+++ Page extract +++
TB in women in Ethiopia associated with HIV infection and aging

Caitlyn Stulpin
May 26, 2020, 8:04 p.m.

Tuberculosis among pregnant women in Ethiopia independently correlated with HIV infection and increasing age, which suggests that young women in the country are continuously exposed to, and infected with, contagious TB, according to findings in Clinical Infectious Diseases.

“TB is the leading cause of death from any single infectious agent, accounting for 1.45 million deaths in 2018. While the global incidence of TB seems to slowly decline, the current pace is insufficient to reach the 90% reduction by 2035 set up in the WHO End TB strategy,” John Walles, a doctoral student in the department of translational medicine at Lund University and the department of infectious diseases at Central Hospital in Kristianstad, Sweden, told Healio. “In Ethiopia, around one-third of active TB cases go unrecognized, driving the epidemic. Optimization of case-finding strategies for active TB in endemic countries may be required. Improved understanding of exposure patterns in endemic, resource-limited settings is important to target such interventions.”

Walles and colleagues examined data from pregnant women seeking antenatal care at public health facilities to determine if immunomodulation, which occurs in pregnancy, could interrupt the immune control of latent TB infection. The researchers performed structured interviews, a physical examination and QuantiFERON-TB Gold-Plus (QFT) testing on all participants. Additionally, they examined all women with symptoms consistent with TB and all women with HIV for active TB using sputum bacteriological testing. Walles and colleagues looked for relationships between TB infection and clinical, demographic and socioeconomic characteristics.

In total, 1,834 participants were involved in the study. Of those, 679 (37%) met the criteria for TB, including 80 (4.4%) with previously active TB, five (0.3%) with currently active TB and 594 (32.4%) who were QFT-positive no previously or currently active TB. The five women with active TB were diagnosed during pregnancy, according to Walles.

Age (annual adjusted OR = 1.069; 95% CI, 1.045-1.093) and HIV infection (aOR = 1.43; 95% CI, 1.033-1.998) independently correlated with being positive for TB, although researchers noted that the relationship with increasing age was seen only in HIV-negative women and translated to an estimated annual risk for TB infection of 2.1% in HIV-negative women. TB correlated with HIV infection, but there was no relationship between increasing age and TB infection in women who were HIV-positive, according to Walles. He noted that “the excess of TB infection in this group” could be explained by previously and currently active TB.

“These findings suggest the presence of contagious TB where these women live and indicate continuous exposure in this vulnerable population,” Walles said. “Increased efforts to diagnose and treat people with unrecognized active TB should be prioritized in order to curb the TB epidemic in Ethiopia and sub-Saharan Africa.” 

Walles J, et al. Clin Infect Dis. 2020; doi:10.1093/cid/ciaa561.

Disclosure: The authors report no relevant financial disclosures.
+++
** Work task 1 **
Rewrite the paragraph of the TB article that begins "Walles and colleagues examined data" as a short list, keeping its main facts.
** Work task 2 **
Reproduce word for word the part of the TB article starting with "TB in women" and going on through "Clinical Infectious Diseases.".
+++ Data section +++
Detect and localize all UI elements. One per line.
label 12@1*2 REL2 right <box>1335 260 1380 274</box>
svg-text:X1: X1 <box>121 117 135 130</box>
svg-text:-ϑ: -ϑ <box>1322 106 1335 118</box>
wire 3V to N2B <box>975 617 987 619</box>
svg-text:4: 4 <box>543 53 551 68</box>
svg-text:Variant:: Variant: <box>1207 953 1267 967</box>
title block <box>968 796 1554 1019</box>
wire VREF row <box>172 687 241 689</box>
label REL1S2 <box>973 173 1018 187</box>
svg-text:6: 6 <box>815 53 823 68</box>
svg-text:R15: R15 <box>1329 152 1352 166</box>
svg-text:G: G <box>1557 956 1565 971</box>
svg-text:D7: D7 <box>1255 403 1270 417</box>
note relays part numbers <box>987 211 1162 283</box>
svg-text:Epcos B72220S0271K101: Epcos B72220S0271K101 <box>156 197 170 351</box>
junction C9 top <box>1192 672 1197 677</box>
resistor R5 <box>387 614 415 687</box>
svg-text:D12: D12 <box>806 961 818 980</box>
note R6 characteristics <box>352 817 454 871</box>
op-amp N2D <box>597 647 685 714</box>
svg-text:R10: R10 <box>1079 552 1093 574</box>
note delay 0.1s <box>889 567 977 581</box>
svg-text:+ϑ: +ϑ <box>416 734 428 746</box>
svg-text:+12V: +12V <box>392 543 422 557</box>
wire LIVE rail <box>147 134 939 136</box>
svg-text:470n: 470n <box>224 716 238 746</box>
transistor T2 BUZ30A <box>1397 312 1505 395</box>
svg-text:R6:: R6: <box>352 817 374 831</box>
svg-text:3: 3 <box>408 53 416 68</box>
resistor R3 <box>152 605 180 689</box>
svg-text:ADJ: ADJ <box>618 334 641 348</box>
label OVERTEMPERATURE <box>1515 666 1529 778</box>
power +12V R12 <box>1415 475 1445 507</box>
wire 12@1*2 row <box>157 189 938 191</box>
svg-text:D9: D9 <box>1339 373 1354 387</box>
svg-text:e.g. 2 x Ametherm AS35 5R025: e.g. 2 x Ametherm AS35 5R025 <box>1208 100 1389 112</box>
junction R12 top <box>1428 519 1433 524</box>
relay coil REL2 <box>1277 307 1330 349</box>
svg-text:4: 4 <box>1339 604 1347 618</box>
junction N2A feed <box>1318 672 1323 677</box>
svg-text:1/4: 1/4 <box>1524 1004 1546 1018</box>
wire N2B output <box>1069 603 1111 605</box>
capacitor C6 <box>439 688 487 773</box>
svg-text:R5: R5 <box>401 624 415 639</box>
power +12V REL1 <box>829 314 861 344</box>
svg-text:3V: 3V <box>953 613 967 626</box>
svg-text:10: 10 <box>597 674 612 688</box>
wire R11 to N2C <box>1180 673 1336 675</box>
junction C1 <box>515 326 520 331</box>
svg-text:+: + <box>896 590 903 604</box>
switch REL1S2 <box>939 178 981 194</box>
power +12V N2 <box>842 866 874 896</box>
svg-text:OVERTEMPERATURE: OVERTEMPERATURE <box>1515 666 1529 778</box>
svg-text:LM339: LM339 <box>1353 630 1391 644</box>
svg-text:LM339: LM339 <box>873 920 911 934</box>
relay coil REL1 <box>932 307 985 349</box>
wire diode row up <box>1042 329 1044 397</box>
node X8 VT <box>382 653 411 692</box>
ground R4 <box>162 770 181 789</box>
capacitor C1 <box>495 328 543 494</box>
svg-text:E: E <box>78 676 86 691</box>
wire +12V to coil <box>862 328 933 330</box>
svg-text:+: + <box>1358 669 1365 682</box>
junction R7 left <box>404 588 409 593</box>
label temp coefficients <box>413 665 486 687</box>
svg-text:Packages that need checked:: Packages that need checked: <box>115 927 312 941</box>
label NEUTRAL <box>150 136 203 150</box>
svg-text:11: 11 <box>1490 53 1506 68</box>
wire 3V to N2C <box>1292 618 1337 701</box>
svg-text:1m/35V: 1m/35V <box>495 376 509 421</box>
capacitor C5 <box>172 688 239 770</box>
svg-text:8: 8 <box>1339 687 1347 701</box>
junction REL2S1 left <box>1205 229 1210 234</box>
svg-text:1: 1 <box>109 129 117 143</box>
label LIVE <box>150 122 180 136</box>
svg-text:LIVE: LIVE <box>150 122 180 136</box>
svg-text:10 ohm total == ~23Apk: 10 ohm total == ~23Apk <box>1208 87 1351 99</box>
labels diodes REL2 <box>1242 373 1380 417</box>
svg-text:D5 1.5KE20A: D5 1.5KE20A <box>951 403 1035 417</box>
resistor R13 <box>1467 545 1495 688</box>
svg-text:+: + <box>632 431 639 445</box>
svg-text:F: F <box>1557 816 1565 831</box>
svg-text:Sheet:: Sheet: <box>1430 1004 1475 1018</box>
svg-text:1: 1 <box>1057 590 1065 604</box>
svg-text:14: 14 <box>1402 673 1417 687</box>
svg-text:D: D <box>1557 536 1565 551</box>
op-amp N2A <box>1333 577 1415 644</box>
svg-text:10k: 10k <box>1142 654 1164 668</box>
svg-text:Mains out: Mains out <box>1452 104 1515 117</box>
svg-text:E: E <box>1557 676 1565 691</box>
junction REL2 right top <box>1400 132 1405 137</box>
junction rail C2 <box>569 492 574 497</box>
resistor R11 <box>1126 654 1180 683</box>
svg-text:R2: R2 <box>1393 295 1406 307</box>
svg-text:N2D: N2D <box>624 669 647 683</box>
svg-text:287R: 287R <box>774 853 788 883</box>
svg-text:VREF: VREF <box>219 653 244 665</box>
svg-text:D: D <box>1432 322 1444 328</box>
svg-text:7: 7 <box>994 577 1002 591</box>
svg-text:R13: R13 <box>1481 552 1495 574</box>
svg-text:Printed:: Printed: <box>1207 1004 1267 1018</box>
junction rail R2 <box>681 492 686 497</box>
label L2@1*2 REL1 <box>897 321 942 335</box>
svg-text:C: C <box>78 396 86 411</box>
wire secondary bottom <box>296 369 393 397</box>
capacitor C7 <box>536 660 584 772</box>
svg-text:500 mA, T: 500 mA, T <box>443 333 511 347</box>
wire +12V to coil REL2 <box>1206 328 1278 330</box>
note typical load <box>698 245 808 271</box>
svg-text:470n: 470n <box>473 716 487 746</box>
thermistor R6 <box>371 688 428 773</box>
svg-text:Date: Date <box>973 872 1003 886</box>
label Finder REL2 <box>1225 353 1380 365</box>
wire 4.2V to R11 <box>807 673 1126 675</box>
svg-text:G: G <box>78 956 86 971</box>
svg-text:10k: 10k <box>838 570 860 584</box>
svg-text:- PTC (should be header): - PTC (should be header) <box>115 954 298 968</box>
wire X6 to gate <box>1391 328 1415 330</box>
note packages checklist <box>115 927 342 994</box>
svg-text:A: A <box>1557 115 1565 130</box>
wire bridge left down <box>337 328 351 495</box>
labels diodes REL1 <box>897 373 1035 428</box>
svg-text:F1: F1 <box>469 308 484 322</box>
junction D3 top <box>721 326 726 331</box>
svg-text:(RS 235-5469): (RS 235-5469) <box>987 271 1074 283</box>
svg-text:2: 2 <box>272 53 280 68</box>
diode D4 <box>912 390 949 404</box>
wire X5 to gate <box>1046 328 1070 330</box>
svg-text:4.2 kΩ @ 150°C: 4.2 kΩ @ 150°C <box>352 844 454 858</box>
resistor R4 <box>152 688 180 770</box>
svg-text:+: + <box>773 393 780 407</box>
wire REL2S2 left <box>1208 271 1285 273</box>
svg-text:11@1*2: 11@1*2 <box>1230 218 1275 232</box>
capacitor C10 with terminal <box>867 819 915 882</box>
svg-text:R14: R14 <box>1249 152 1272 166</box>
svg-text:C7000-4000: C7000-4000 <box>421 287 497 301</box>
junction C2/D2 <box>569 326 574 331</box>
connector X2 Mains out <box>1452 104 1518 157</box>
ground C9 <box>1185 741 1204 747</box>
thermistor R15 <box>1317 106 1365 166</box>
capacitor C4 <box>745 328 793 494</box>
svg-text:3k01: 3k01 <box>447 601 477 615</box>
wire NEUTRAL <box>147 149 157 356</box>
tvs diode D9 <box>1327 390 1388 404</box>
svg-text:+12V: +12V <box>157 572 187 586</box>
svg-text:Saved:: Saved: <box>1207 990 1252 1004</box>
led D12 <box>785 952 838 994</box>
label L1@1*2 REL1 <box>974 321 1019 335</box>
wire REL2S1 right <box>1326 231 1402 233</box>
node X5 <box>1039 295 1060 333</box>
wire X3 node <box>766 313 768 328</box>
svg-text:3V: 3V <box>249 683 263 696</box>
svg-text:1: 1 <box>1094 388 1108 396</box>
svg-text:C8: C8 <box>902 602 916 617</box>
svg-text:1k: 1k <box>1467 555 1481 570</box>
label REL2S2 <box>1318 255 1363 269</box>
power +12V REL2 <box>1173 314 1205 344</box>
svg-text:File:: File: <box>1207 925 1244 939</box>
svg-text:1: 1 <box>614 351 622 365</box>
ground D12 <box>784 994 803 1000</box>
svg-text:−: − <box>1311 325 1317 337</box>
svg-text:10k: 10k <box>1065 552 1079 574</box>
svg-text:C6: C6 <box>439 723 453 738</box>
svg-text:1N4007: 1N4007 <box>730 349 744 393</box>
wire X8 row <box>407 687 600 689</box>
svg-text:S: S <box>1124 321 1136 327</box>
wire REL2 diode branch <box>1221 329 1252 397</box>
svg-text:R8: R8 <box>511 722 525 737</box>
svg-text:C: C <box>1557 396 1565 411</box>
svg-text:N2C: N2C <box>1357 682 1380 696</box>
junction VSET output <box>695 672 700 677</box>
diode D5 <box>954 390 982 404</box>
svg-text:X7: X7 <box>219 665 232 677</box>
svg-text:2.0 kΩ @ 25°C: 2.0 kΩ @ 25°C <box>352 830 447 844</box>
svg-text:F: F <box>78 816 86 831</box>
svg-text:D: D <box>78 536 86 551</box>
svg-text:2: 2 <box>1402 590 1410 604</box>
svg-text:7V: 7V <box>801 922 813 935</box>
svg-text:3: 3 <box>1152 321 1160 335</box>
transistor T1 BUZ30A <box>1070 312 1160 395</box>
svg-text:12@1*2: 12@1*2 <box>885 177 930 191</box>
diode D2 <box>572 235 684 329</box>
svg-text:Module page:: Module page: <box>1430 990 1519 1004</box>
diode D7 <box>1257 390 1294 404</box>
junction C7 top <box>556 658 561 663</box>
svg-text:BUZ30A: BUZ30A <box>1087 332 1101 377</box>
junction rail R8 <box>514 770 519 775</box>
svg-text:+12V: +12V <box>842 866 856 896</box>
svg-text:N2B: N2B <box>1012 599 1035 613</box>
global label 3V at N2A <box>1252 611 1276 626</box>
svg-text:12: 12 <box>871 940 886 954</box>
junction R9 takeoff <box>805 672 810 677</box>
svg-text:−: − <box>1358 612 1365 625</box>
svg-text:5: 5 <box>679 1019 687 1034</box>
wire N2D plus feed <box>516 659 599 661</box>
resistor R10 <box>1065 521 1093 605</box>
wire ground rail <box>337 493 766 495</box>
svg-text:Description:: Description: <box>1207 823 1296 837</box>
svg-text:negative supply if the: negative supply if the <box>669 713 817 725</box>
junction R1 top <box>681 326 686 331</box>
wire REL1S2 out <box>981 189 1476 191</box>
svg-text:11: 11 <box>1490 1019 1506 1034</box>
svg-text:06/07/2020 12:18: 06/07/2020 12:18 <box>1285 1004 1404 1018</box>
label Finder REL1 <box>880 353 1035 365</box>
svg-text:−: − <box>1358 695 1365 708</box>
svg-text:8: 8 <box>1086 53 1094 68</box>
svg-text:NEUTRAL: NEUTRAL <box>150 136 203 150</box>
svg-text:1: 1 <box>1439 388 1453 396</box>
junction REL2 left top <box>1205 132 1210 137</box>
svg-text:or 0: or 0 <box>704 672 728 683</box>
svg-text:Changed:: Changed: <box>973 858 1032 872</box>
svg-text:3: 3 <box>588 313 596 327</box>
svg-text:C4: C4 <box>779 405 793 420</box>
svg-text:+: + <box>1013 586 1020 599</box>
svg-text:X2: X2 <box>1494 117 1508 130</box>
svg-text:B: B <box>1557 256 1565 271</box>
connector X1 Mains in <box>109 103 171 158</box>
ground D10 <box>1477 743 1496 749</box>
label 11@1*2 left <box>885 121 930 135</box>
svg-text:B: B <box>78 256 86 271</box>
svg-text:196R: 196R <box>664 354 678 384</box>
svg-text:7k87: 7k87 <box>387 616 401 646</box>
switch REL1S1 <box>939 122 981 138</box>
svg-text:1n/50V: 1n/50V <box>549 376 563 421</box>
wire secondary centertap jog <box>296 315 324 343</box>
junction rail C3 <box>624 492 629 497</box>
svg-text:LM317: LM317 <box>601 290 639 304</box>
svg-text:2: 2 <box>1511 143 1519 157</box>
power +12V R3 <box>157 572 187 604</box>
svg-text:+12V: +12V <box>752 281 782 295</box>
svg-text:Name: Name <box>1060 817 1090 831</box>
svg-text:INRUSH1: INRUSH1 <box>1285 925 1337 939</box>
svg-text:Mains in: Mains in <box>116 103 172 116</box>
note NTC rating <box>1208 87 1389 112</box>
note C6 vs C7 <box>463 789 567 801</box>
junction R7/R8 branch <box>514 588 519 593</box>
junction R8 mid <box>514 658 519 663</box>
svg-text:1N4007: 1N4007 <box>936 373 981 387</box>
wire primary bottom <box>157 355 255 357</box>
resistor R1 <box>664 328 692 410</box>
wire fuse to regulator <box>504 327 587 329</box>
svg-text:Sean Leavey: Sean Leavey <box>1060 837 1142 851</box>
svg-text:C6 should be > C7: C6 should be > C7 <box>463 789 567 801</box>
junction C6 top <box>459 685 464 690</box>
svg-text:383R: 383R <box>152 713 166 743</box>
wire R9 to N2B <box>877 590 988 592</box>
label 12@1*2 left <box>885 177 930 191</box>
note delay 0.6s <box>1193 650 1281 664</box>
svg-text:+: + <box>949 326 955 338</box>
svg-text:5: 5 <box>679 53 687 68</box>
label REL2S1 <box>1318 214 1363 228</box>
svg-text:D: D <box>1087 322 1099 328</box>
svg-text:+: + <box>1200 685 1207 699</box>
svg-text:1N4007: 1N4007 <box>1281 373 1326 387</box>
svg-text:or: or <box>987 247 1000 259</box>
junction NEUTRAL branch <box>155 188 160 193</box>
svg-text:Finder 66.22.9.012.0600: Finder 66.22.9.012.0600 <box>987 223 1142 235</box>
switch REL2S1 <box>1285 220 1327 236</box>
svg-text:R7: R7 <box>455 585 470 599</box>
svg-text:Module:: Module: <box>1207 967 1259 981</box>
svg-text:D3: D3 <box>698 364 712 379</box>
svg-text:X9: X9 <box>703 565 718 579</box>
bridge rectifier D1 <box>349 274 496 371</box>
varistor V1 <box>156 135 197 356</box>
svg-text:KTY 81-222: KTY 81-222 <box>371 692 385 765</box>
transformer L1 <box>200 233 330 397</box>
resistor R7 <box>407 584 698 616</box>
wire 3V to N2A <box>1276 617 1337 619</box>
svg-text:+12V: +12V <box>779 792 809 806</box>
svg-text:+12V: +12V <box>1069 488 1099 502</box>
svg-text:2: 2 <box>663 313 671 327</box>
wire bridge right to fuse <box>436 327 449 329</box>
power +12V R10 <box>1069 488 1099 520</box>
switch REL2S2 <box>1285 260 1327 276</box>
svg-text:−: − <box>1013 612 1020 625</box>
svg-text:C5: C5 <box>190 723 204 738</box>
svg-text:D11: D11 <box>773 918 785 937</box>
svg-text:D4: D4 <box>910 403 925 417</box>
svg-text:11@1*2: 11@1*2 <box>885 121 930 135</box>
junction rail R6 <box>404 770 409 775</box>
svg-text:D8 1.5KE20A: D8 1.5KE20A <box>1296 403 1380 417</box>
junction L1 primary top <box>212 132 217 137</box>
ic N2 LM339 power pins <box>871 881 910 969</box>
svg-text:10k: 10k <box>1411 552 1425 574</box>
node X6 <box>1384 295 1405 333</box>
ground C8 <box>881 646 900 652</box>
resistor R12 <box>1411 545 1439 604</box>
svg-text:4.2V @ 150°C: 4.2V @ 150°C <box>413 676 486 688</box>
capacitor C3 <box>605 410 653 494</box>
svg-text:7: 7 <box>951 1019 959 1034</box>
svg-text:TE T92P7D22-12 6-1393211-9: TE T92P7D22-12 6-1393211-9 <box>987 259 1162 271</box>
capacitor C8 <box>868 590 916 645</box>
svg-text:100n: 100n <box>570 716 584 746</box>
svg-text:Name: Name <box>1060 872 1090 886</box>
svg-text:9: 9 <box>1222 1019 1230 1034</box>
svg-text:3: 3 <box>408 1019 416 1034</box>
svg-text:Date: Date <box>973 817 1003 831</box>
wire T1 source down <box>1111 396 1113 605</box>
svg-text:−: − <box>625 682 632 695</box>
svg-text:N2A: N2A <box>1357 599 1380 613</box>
+++
** Result 1 **
- Walles and colleagues studied data from pregnant women seeking antenatal care at public health facilities.
- Their aim was to determine whether immunomodulation during pregnancy could interrupt immune control of latent TB infection.
- All participants had structured interviews, a physical examination and QuantiFERON-TB Gold-Plus (QFT) testing.
- Women with symptoms consistent with TB and all women with HIV were checked for active TB using sputum bacteriological testing.
- The researchers looked for relationships between TB infection and clinical, demographic and socioeconomic characteristics.

** Result 2 **
TB in women in Ethiopia associated with HIV infection and aging

Caitlyn Stulpin
May 26, 2020, 8:04 p.m.

Tuberculosis among pregnant women in Ethiopia independently correlated with HIV infection and increasing age, which suggests that young women in the country are continuously exposed to, and infected with, contagious TB, according to findings in Clinical Infectious Diseases.